▶ _Problem details_: Recast the stretch of the records from the start through the line containing "Identify all the", that line included, as a numbered list. Leave out blank lines and pictures.

▶ _Source data_:
* * * *

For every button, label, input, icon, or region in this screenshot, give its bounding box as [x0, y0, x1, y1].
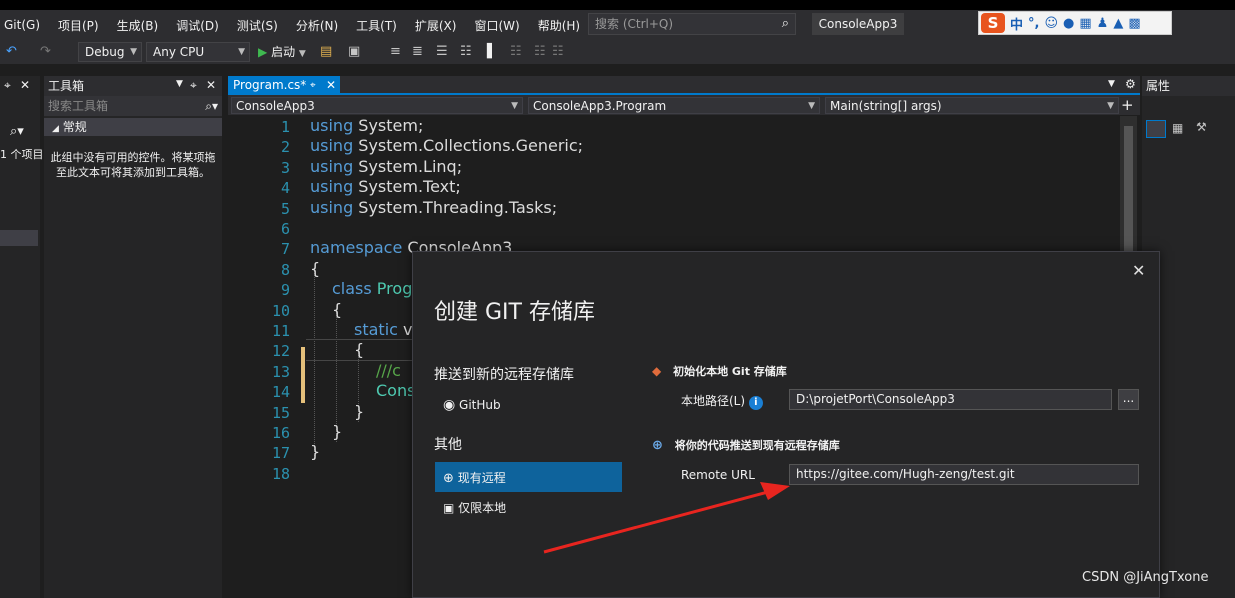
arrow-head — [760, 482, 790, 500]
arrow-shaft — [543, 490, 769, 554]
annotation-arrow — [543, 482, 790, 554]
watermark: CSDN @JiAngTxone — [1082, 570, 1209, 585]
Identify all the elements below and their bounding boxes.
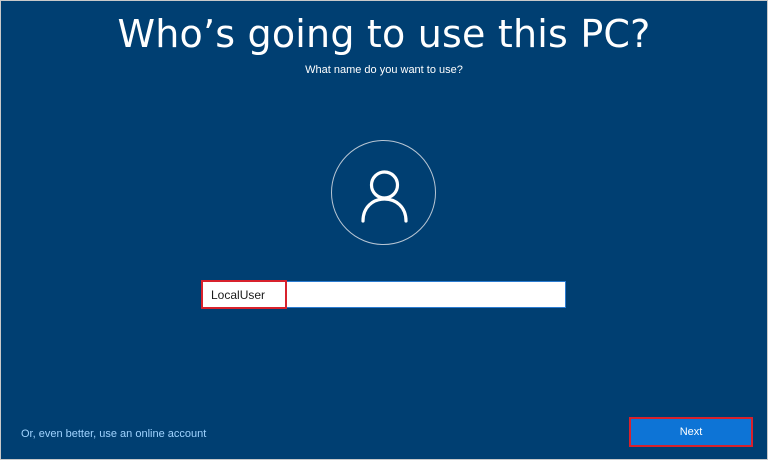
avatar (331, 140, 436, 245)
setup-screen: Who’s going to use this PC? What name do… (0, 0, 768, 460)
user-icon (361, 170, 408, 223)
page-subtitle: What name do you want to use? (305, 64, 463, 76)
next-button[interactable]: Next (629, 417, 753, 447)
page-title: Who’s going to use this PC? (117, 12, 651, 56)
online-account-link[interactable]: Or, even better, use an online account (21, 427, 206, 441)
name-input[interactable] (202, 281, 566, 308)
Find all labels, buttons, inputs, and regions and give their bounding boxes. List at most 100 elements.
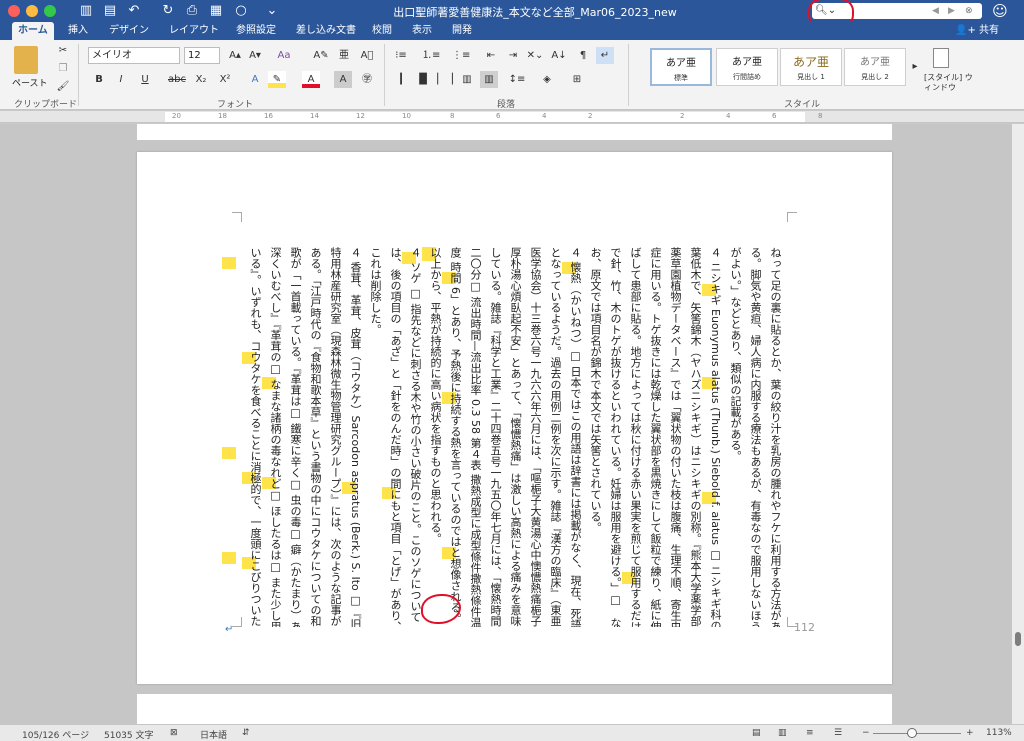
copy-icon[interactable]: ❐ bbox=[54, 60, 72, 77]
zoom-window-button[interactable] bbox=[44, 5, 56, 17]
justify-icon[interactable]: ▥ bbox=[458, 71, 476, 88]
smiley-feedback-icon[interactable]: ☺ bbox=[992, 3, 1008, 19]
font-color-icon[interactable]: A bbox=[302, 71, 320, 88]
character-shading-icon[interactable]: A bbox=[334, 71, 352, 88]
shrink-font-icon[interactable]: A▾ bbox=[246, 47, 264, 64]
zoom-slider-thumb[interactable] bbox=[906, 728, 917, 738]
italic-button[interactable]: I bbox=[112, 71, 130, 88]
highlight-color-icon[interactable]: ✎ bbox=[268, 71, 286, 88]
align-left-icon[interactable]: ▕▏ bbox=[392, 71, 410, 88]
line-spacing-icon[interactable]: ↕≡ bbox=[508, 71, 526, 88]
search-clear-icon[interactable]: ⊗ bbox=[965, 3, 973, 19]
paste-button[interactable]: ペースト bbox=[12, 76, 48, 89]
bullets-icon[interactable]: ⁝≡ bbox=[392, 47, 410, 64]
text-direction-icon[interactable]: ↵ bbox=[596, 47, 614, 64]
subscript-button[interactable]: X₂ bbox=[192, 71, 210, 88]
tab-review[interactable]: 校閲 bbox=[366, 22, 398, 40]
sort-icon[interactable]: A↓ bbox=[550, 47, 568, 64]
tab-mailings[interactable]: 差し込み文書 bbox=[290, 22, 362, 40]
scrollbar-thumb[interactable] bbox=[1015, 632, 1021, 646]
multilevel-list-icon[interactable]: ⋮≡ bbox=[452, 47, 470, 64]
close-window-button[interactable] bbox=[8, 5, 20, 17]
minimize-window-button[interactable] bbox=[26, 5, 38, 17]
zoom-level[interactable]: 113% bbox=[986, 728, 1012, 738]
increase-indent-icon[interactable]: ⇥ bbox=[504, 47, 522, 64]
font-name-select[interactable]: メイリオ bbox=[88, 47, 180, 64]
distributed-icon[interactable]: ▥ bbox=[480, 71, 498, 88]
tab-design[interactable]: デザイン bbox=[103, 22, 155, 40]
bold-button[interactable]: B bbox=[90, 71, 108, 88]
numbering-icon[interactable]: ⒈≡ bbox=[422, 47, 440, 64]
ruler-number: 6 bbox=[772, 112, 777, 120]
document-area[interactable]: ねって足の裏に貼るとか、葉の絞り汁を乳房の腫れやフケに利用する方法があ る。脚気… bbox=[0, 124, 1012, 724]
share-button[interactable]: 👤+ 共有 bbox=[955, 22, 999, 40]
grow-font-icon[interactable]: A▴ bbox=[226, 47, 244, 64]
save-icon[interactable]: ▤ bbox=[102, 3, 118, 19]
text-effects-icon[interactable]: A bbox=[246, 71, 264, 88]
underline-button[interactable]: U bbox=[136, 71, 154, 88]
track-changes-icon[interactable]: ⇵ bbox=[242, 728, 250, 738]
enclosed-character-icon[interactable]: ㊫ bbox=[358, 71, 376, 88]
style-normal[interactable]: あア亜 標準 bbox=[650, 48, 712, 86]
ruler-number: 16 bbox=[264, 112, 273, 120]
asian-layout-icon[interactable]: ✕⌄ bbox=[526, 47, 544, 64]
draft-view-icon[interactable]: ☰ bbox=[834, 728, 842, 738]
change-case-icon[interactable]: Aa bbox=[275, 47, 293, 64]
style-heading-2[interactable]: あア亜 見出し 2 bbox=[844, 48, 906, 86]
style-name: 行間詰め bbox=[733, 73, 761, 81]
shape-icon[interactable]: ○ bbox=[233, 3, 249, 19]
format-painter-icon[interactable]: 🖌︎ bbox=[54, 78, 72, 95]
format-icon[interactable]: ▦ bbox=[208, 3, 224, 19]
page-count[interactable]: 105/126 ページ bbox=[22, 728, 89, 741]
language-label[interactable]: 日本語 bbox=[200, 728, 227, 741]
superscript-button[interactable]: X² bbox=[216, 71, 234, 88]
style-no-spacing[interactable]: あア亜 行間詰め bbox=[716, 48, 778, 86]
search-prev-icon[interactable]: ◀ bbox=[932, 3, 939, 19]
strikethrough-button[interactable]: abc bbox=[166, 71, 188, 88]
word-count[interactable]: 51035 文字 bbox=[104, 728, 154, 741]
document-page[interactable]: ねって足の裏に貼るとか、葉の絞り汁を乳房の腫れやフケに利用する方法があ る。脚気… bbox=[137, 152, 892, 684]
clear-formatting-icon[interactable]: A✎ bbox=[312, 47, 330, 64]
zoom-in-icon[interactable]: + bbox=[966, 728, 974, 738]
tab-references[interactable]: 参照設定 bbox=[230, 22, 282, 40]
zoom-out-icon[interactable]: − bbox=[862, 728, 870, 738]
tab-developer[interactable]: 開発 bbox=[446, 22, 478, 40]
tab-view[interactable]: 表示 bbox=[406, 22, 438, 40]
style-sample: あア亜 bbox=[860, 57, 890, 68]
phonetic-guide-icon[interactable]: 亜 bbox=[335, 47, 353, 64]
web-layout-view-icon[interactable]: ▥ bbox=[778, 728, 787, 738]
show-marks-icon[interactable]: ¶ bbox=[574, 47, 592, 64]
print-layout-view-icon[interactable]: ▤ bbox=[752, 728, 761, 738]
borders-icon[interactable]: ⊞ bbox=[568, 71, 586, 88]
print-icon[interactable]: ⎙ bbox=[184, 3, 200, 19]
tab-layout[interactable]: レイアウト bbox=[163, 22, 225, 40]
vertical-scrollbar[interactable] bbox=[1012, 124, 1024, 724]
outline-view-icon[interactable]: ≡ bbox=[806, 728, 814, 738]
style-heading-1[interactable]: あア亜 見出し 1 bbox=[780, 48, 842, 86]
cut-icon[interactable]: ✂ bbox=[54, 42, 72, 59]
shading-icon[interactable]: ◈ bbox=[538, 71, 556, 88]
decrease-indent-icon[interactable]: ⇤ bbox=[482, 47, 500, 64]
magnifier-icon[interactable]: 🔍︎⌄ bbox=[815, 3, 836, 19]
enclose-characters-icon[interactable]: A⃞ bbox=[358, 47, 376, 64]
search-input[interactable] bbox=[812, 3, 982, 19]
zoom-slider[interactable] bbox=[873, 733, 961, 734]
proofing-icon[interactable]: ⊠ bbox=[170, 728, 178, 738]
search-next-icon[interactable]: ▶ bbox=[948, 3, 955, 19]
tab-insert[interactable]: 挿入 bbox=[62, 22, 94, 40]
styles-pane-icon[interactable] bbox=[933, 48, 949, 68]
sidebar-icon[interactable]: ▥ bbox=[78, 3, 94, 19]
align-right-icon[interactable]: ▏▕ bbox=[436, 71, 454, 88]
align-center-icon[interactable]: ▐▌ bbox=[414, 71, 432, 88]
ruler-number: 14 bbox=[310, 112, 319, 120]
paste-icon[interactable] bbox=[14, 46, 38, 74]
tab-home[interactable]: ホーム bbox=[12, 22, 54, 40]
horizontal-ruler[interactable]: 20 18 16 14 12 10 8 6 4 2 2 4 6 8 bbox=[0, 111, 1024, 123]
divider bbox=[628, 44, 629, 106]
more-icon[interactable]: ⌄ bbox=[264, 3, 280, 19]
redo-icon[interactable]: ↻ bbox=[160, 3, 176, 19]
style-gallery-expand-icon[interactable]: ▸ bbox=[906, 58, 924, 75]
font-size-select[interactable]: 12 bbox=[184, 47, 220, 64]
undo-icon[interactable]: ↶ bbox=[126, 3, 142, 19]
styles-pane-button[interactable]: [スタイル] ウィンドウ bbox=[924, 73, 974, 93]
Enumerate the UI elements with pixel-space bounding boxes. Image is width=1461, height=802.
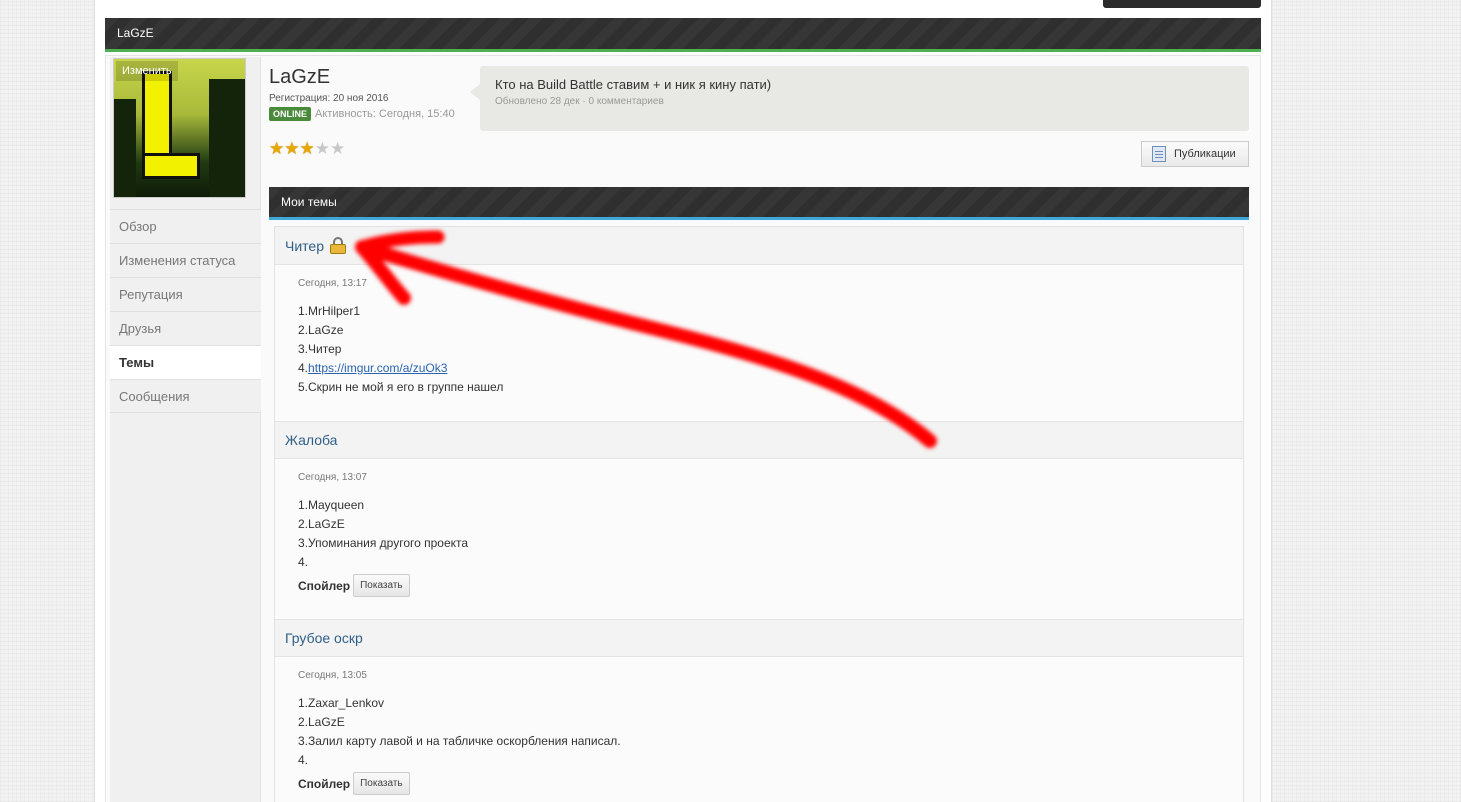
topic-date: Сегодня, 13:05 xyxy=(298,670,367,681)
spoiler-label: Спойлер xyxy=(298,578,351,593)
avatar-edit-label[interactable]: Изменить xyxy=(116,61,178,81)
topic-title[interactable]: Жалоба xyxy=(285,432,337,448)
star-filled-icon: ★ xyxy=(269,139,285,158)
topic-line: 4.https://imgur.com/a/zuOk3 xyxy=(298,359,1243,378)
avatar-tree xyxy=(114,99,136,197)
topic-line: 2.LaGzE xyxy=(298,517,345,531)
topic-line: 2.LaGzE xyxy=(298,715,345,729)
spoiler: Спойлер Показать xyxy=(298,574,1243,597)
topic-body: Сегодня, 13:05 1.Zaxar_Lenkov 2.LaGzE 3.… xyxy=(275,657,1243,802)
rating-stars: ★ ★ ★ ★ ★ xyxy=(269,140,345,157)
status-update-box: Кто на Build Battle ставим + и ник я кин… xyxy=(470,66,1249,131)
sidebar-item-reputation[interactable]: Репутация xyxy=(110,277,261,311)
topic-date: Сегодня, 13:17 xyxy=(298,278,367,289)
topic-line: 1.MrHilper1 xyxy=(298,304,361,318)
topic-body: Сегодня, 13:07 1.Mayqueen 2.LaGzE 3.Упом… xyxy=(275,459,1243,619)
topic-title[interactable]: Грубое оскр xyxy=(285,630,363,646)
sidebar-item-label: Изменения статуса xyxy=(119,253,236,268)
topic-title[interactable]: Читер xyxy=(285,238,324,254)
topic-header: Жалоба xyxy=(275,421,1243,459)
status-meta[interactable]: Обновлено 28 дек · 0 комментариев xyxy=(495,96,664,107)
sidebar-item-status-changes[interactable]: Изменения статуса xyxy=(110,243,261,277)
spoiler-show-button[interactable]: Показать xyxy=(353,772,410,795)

* * * *

▶ _Task output_:
1. For every button, label, input, icon, or region in this screenshot, give its bounding box as [x0, y0, x1, y1].
2. arrow-head — [760, 482, 790, 500]
3. arrow-shaft — [543, 490, 769, 554]
4. annotation-arrow — [543, 482, 790, 554]
5. watermark: CSDN @JiAngTxone — [1082, 570, 1209, 585]
6. Identify all the elements below and their bounding boxes.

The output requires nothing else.